=== EXCERPTED RECORDS ===

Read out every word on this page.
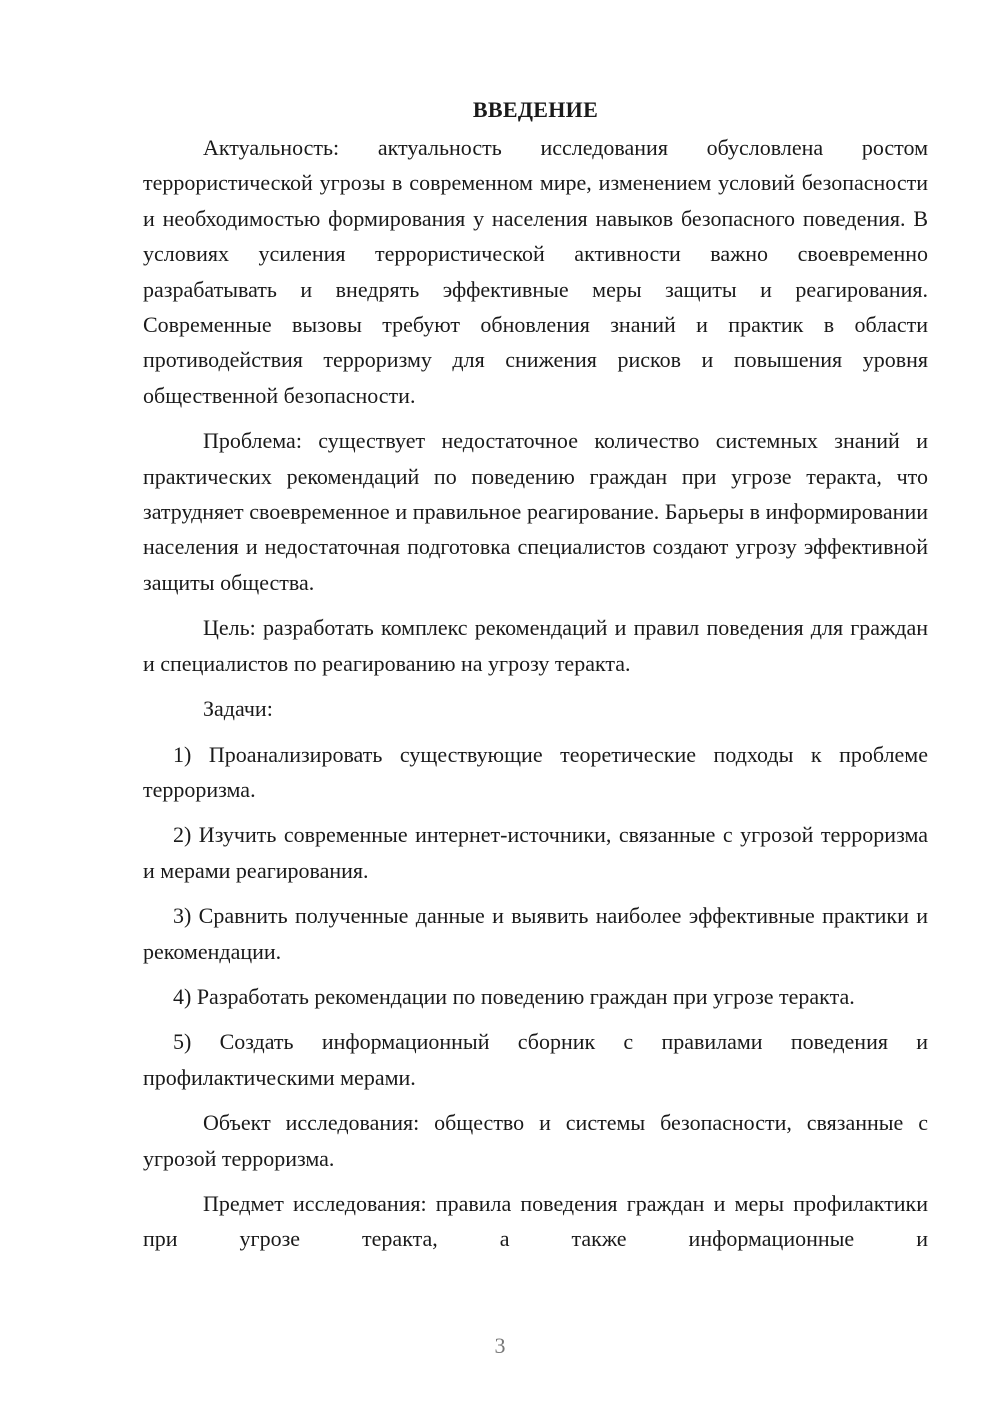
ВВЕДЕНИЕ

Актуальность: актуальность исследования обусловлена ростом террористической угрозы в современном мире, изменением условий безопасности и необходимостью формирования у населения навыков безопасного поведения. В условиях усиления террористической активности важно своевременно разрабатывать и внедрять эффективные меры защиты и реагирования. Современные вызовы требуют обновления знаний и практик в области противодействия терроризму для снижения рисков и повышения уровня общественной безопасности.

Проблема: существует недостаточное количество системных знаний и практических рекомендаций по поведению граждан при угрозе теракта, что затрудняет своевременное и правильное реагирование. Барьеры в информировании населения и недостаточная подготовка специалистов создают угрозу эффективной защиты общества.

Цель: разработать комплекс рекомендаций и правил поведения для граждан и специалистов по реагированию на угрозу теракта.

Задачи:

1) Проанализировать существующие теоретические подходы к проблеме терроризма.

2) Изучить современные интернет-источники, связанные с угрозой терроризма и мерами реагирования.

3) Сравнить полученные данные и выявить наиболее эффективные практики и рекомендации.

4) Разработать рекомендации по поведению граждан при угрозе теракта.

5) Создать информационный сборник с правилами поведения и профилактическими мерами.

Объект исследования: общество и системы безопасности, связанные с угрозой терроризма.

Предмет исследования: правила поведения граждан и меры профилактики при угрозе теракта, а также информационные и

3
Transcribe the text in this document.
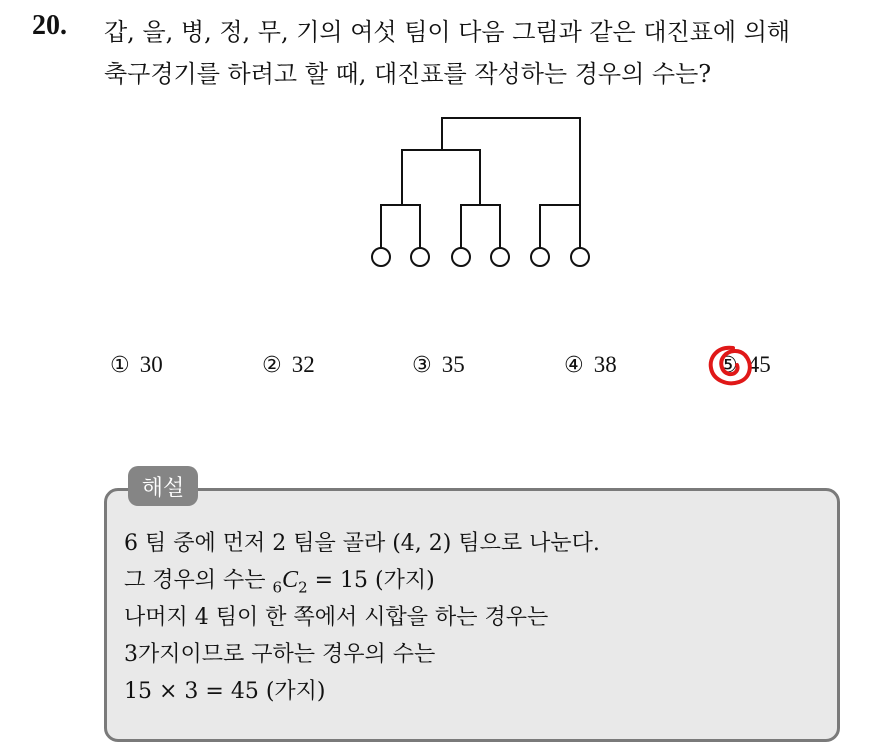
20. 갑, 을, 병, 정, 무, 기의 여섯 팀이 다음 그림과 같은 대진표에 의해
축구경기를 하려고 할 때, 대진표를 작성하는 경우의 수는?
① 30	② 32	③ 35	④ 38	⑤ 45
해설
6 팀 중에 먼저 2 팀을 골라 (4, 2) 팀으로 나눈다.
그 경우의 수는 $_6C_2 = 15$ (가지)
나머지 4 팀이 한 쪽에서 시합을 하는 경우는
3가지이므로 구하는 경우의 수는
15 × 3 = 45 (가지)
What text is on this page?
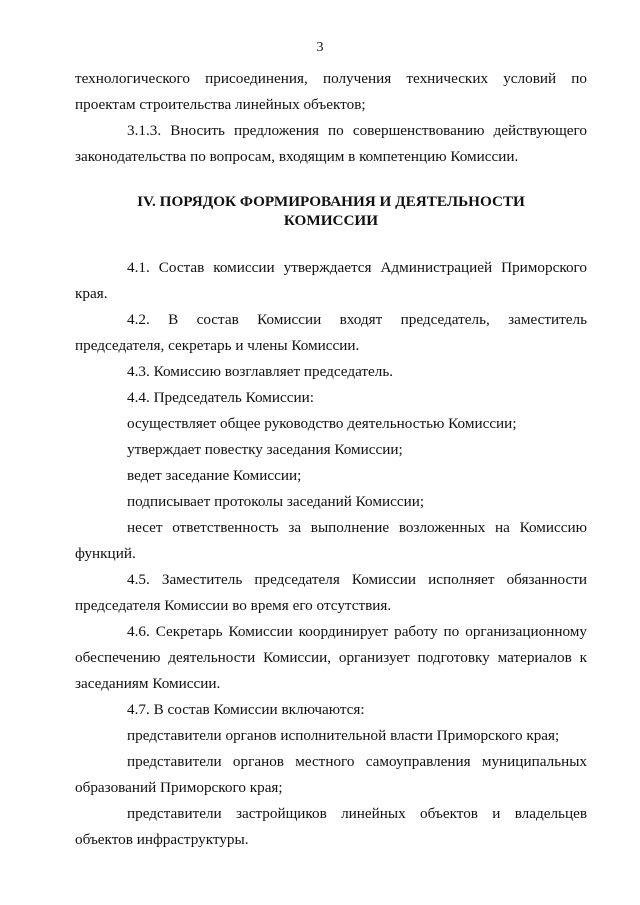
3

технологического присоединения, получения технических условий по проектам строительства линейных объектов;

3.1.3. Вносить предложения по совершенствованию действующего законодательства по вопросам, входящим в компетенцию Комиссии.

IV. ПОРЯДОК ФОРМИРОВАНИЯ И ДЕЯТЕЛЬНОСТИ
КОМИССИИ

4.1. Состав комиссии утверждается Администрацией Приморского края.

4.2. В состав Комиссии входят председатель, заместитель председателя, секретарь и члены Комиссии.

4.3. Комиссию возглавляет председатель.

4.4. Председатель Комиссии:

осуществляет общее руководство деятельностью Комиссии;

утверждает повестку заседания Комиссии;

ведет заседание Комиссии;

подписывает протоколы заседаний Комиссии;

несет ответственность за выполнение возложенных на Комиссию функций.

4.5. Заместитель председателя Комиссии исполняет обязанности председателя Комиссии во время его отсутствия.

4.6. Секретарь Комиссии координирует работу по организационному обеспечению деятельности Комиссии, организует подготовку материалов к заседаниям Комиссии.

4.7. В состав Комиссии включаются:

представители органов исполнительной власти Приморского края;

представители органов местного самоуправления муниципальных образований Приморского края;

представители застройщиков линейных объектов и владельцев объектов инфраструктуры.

===

SET EXERCISE: Keep the pictures out of the copy and write out the data exactly as it stands.

SOLUTION FOR THIS EXERCISE:
Read out every word on this page.
ВВЕДЕНИЕ

Актуальность: актуальность исследования обусловлена ростом террористической угрозы в современном мире, изменением условий безопасности и необходимостью формирования у населения навыков безопасного поведения. В условиях усиления террористической активности важно своевременно разрабатывать и внедрять эффективные меры защиты и реагирования. Современные вызовы требуют обновления знаний и практик в области противодействия терроризму для снижения рисков и повышения уровня общественной безопасности.

Проблема: существует недостаточное количество системных знаний и практических рекомендаций по поведению граждан при угрозе теракта, что затрудняет своевременное и правильное реагирование. Барьеры в информировании населения и недостаточная подготовка специалистов создают угрозу эффективной защиты общества.

Цель: разработать комплекс рекомендаций и правил поведения для граждан и специалистов по реагированию на угрозу теракта.

Задачи:

1) Проанализировать существующие теоретические подходы к проблеме терроризма.

2) Изучить современные интернет-источники, связанные с угрозой терроризма и мерами реагирования.

3) Сравнить полученные данные и выявить наиболее эффективные практики и рекомендации.

4) Разработать рекомендации по поведению граждан при угрозе теракта.

5) Создать информационный сборник с правилами поведения и профилактическими мерами.

Объект исследования: общество и системы безопасности, связанные с угрозой терроризма.

Предмет исследования: правила поведения граждан и меры профилактики при угрозе теракта, а также информационные и

3
Transcribe the text in this document.
20. 갑, 을, 병, 정, 무, 기의 여섯 팀이 다음 그림과 같은 대진표에 의해
축구경기를 하려고 할 때, 대진표를 작성하는 경우의 수는?
① 30	② 32	③ 35	④ 38	⑤ 45
해설
6 팀 중에 먼저 2 팀을 골라 (4, 2) 팀으로 나눈다.
그 경우의 수는 $_6C_2 = 15$ (가지)
나머지 4 팀이 한 쪽에서 시합을 하는 경우는
3가지이므로 구하는 경우의 수는
15 × 3 = 45 (가지)
What text is on this page?
3

технологического присоединения, получения технических условий по проектам строительства линейных объектов;

3.1.3. Вносить предложения по совершенствованию действующего законодательства по вопросам, входящим в компетенцию Комиссии.

IV. ПОРЯДОК ФОРМИРОВАНИЯ И ДЕЯТЕЛЬНОСТИ
КОМИССИИ

4.1. Состав комиссии утверждается Администрацией Приморского края.

4.2. В состав Комиссии входят председатель, заместитель председателя, секретарь и члены Комиссии.

4.3. Комиссию возглавляет председатель.

4.4. Председатель Комиссии:

осуществляет общее руководство деятельностью Комиссии;

утверждает повестку заседания Комиссии;

ведет заседание Комиссии;

подписывает протоколы заседаний Комиссии;

несет ответственность за выполнение возложенных на Комиссию функций.

4.5. Заместитель председателя Комиссии исполняет обязанности председателя Комиссии во время его отсутствия.

4.6. Секретарь Комиссии координирует работу по организационному обеспечению деятельности Комиссии, организует подготовку материалов к заседаниям Комиссии.

4.7. В состав Комиссии включаются:

представители органов исполнительной власти Приморского края;

представители органов местного самоуправления муниципальных образований Приморского края;

представители застройщиков линейных объектов и владельцев объектов инфраструктуры.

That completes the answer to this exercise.